- _Data records_
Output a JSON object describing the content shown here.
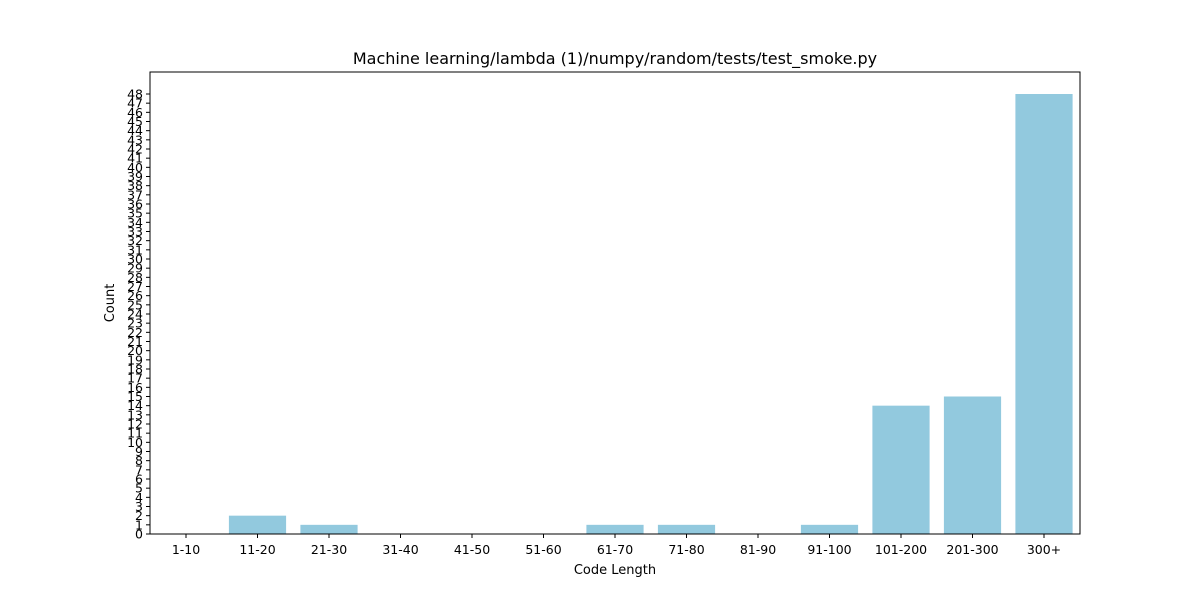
{
  "chart_data": {
    "type": "bar",
    "title": "Machine learning/lambda (1)/numpy/random/tests/test_smoke.py",
    "xlabel": "Code Length",
    "ylabel": "Count",
    "categories": [
      "1-10",
      "11-20",
      "21-30",
      "31-40",
      "41-50",
      "51-60",
      "61-70",
      "71-80",
      "81-90",
      "91-100",
      "101-200",
      "201-300",
      "300+"
    ],
    "values": [
      0,
      2,
      1,
      0,
      0,
      0,
      1,
      1,
      0,
      1,
      14,
      15,
      48
    ],
    "ylim": [
      0,
      50
    ],
    "yticks": [
      0,
      1,
      2,
      3,
      4,
      5,
      6,
      7,
      8,
      9,
      10,
      11,
      12,
      13,
      14,
      15,
      16,
      17,
      18,
      19,
      20,
      21,
      22,
      23,
      24,
      25,
      26,
      27,
      28,
      29,
      30,
      31,
      32,
      33,
      34,
      35,
      36,
      37,
      38,
      39,
      40,
      41,
      42,
      43,
      44,
      45,
      46,
      47,
      48
    ],
    "bar_color": "#92c9de",
    "grid": false,
    "legend": "none"
  }
}
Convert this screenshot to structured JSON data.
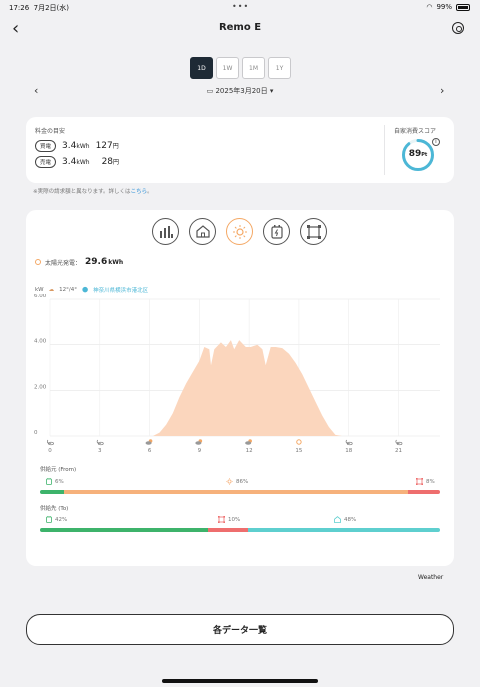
{
  "status": {
    "time": "17:26",
    "date": "7月2日(水)",
    "battery": "99%"
  },
  "header": {
    "title": "Remo E"
  },
  "periods": [
    "1D",
    "1W",
    "1M",
    "1Y"
  ],
  "date_label": "2025年3月20日",
  "summary": {
    "label": "料金の目安",
    "buy": {
      "badge": "買電",
      "value": "3.4",
      "unit": "kWh",
      "price": "127",
      "price_unit": "円"
    },
    "sell": {
      "badge": "売電",
      "value": "3.4",
      "unit": "kWh",
      "price": "28",
      "price_unit": "円"
    },
    "score_label": "自家消費スコア",
    "score": "89",
    "score_unit": "Pt",
    "score_fraction": 0.89
  },
  "note": {
    "text": "※実際の請求額と異なります。詳しくは",
    "link": "こちら",
    "tail": "。"
  },
  "categories": [
    "bar-chart-icon",
    "home-icon",
    "sun-icon",
    "battery-icon",
    "grid-icon"
  ],
  "solar": {
    "label": "太陽光発電：",
    "value": "29.6",
    "unit": "kWh"
  },
  "weather_header": {
    "unit": "kW",
    "temp": "12°/4°",
    "location": "神奈川県横浜市港北区"
  },
  "chart_data": {
    "type": "area",
    "ylabel": "kW",
    "yticks": [
      "6.00",
      "4.00",
      "2.00",
      "0"
    ],
    "ylim": [
      0,
      6
    ],
    "xlim": [
      0,
      23.5
    ],
    "xticks": [
      "0",
      "3",
      "6",
      "9",
      "12",
      "15",
      "18",
      "21"
    ],
    "x_weather": [
      "night-cloud",
      "night-cloud",
      "sun-cloud",
      "sun-cloud",
      "sun-cloud",
      "sun",
      "night-cloud",
      "night-cloud"
    ],
    "color": "#fbd6bd",
    "x": [
      6.2,
      6.6,
      7.0,
      7.4,
      7.8,
      8.2,
      8.6,
      9.0,
      9.3,
      9.6,
      9.7,
      9.9,
      10.3,
      10.6,
      10.9,
      11.1,
      11.4,
      11.8,
      12.1,
      12.5,
      12.8,
      13.0,
      13.3,
      13.6,
      14.0,
      14.4,
      14.8,
      15.2,
      15.6,
      16.0,
      16.4,
      16.8,
      17.2,
      17.6
    ],
    "y": [
      0,
      0.15,
      0.5,
      1.0,
      1.7,
      2.3,
      2.8,
      3.3,
      3.9,
      3.8,
      3.1,
      3.8,
      4.1,
      3.9,
      4.2,
      3.8,
      4.2,
      3.9,
      3.9,
      4.0,
      3.8,
      3.1,
      3.9,
      3.9,
      3.85,
      3.6,
      3.2,
      2.7,
      2.1,
      1.5,
      0.9,
      0.4,
      0.05,
      0
    ]
  },
  "supply_from": {
    "label": "供給元 (From)",
    "segments": [
      {
        "icon": "battery-icon",
        "label": "6%",
        "value": 6,
        "color": "#3db36b"
      },
      {
        "icon": "sun-icon",
        "label": "86%",
        "value": 86,
        "color": "#f6b17b"
      },
      {
        "icon": "grid-icon",
        "label": "8%",
        "value": 8,
        "color": "#ee6e6e"
      }
    ]
  },
  "supply_to": {
    "label": "供給先 (To)",
    "segments": [
      {
        "icon": "battery-icon",
        "label": "42%",
        "value": 42,
        "color": "#3db36b"
      },
      {
        "icon": "grid-icon",
        "label": "10%",
        "value": 10,
        "color": "#ee6e6e"
      },
      {
        "icon": "home-icon",
        "label": "48%",
        "value": 48,
        "color": "#5ecfcf"
      }
    ]
  },
  "weather_credit": "Weather",
  "list_button": "各データ一覧"
}
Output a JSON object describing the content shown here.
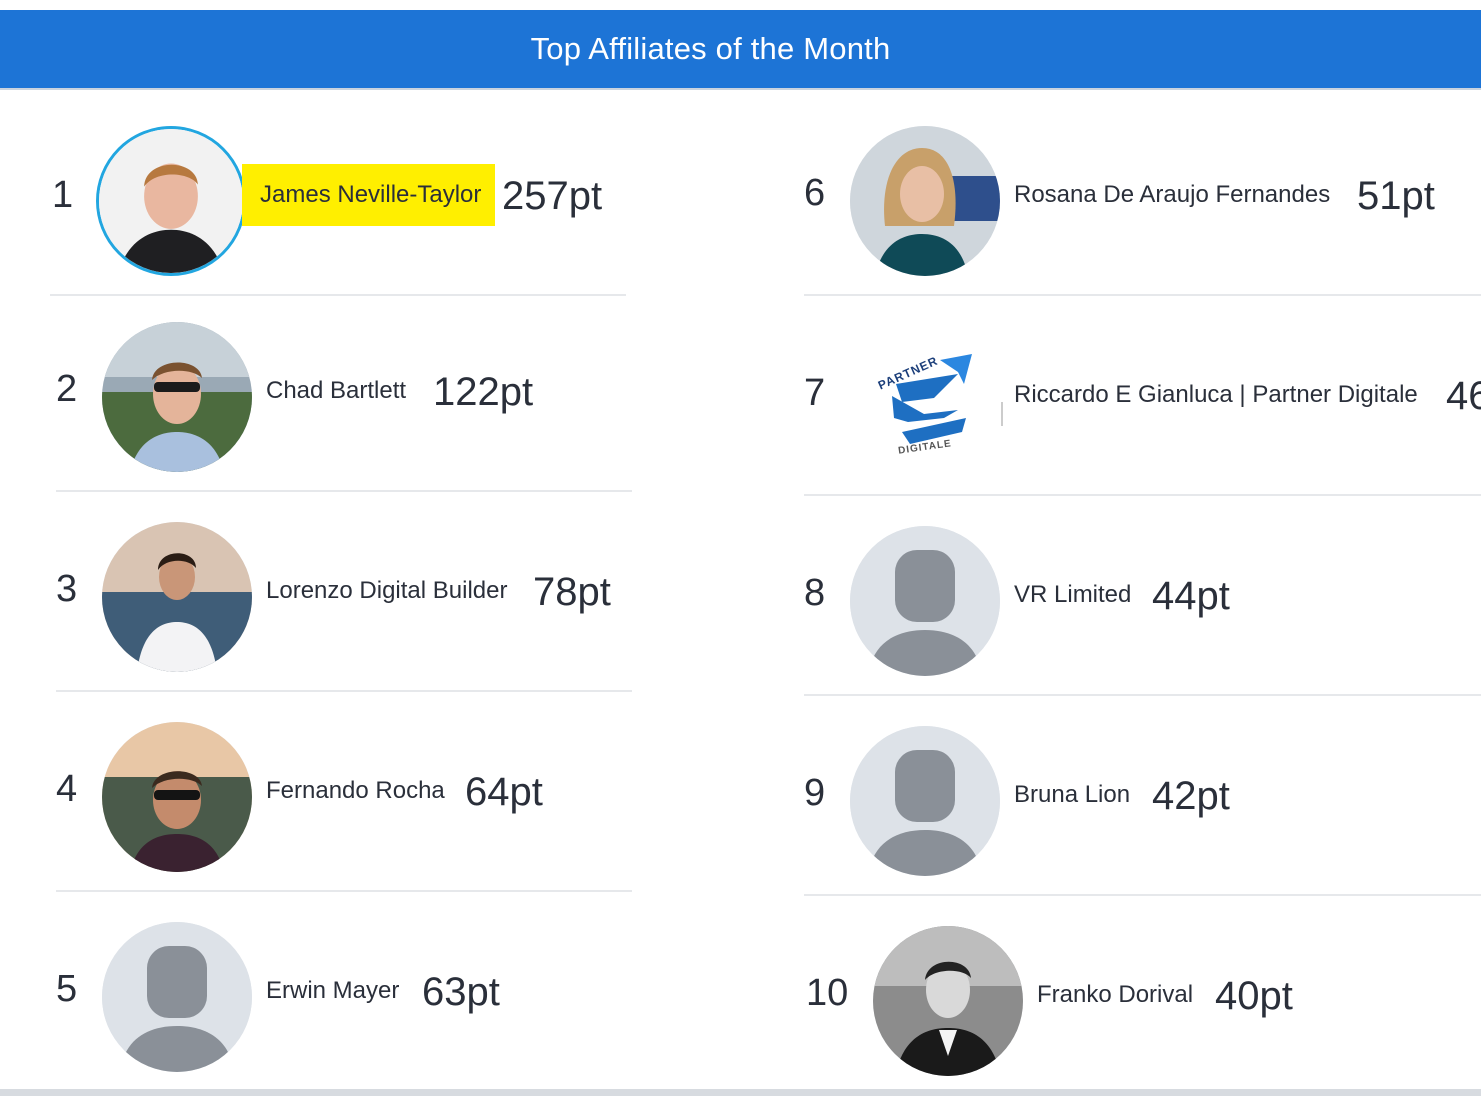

- _Exercise requirements_
Write out the listing above again, exactly, but with no pictures in the copy.

- _Complete response_
Output a JSON object describing the content shown here.
{
  "chart_data": {
    "type": "bar",
    "title": "Machine learning/lambda (1)/numpy/random/tests/test_smoke.py",
    "xlabel": "Code Length",
    "ylabel": "Count",
    "categories": [
      "1-10",
      "11-20",
      "21-30",
      "31-40",
      "41-50",
      "51-60",
      "61-70",
      "71-80",
      "81-90",
      "91-100",
      "101-200",
      "201-300",
      "300+"
    ],
    "values": [
      0,
      2,
      1,
      0,
      0,
      0,
      1,
      1,
      0,
      1,
      14,
      15,
      48
    ],
    "ylim": [
      0,
      50
    ],
    "yticks": [
      0,
      1,
      2,
      3,
      4,
      5,
      6,
      7,
      8,
      9,
      10,
      11,
      12,
      13,
      14,
      15,
      16,
      17,
      18,
      19,
      20,
      21,
      22,
      23,
      24,
      25,
      26,
      27,
      28,
      29,
      30,
      31,
      32,
      33,
      34,
      35,
      36,
      37,
      38,
      39,
      40,
      41,
      42,
      43,
      44,
      45,
      46,
      47,
      48
    ],
    "bar_color": "#92c9de",
    "grid": false,
    "legend": "none"
  }
}
Convert this screenshot to structured JSON data.
{
  "status": {
    "time": "17:26",
    "date": "7月2日(水)",
    "battery": "99%"
  },
  "header": {
    "title": "Remo E"
  },
  "periods": [
    "1D",
    "1W",
    "1M",
    "1Y"
  ],
  "date_label": "2025年3月20日",
  "summary": {
    "label": "料金の目安",
    "buy": {
      "badge": "買電",
      "value": "3.4",
      "unit": "kWh",
      "price": "127",
      "price_unit": "円"
    },
    "sell": {
      "badge": "売電",
      "value": "3.4",
      "unit": "kWh",
      "price": "28",
      "price_unit": "円"
    },
    "score_label": "自家消費スコア",
    "score": "89",
    "score_unit": "Pt",
    "score_fraction": 0.89
  },
  "note": {
    "text": "※実際の請求額と異なります。詳しくは",
    "link": "こちら",
    "tail": "。"
  },
  "categories": [
    "bar-chart-icon",
    "home-icon",
    "sun-icon",
    "battery-icon",
    "grid-icon"
  ],
  "solar": {
    "label": "太陽光発電：",
    "value": "29.6",
    "unit": "kWh"
  },
  "weather_header": {
    "unit": "kW",
    "temp": "12°/4°",
    "location": "神奈川県横浜市港北区"
  },
  "chart_data": {
    "type": "area",
    "ylabel": "kW",
    "yticks": [
      "6.00",
      "4.00",
      "2.00",
      "0"
    ],
    "ylim": [
      0,
      6
    ],
    "xlim": [
      0,
      23.5
    ],
    "xticks": [
      "0",
      "3",
      "6",
      "9",
      "12",
      "15",
      "18",
      "21"
    ],
    "x_weather": [
      "night-cloud",
      "night-cloud",
      "sun-cloud",
      "sun-cloud",
      "sun-cloud",
      "sun",
      "night-cloud",
      "night-cloud"
    ],
    "color": "#fbd6bd",
    "x": [
      6.2,
      6.6,
      7.0,
      7.4,
      7.8,
      8.2,
      8.6,
      9.0,
      9.3,
      9.6,
      9.7,
      9.9,
      10.3,
      10.6,
      10.9,
      11.1,
      11.4,
      11.8,
      12.1,
      12.5,
      12.8,
      13.0,
      13.3,
      13.6,
      14.0,
      14.4,
      14.8,
      15.2,
      15.6,
      16.0,
      16.4,
      16.8,
      17.2,
      17.6
    ],
    "y": [
      0,
      0.15,
      0.5,
      1.0,
      1.7,
      2.3,
      2.8,
      3.3,
      3.9,
      3.8,
      3.1,
      3.8,
      4.1,
      3.9,
      4.2,
      3.8,
      4.2,
      3.9,
      3.9,
      4.0,
      3.8,
      3.1,
      3.9,
      3.9,
      3.85,
      3.6,
      3.2,
      2.7,
      2.1,
      1.5,
      0.9,
      0.4,
      0.05,
      0
    ]
  },
  "supply_from": {
    "label": "供給元 (From)",
    "segments": [
      {
        "icon": "battery-icon",
        "label": "6%",
        "value": 6,
        "color": "#3db36b"
      },
      {
        "icon": "sun-icon",
        "label": "86%",
        "value": 86,
        "color": "#f6b17b"
      },
      {
        "icon": "grid-icon",
        "label": "8%",
        "value": 8,
        "color": "#ee6e6e"
      }
    ]
  },
  "supply_to": {
    "label": "供給先 (To)",
    "segments": [
      {
        "icon": "battery-icon",
        "label": "42%",
        "value": 42,
        "color": "#3db36b"
      },
      {
        "icon": "grid-icon",
        "label": "10%",
        "value": 10,
        "color": "#ee6e6e"
      },
      {
        "icon": "home-icon",
        "label": "48%",
        "value": 48,
        "color": "#5ecfcf"
      }
    ]
  },
  "weather_credit": "Weather",
  "list_button": "各データ一覧"
}
Output a JSON object describing the content shown here.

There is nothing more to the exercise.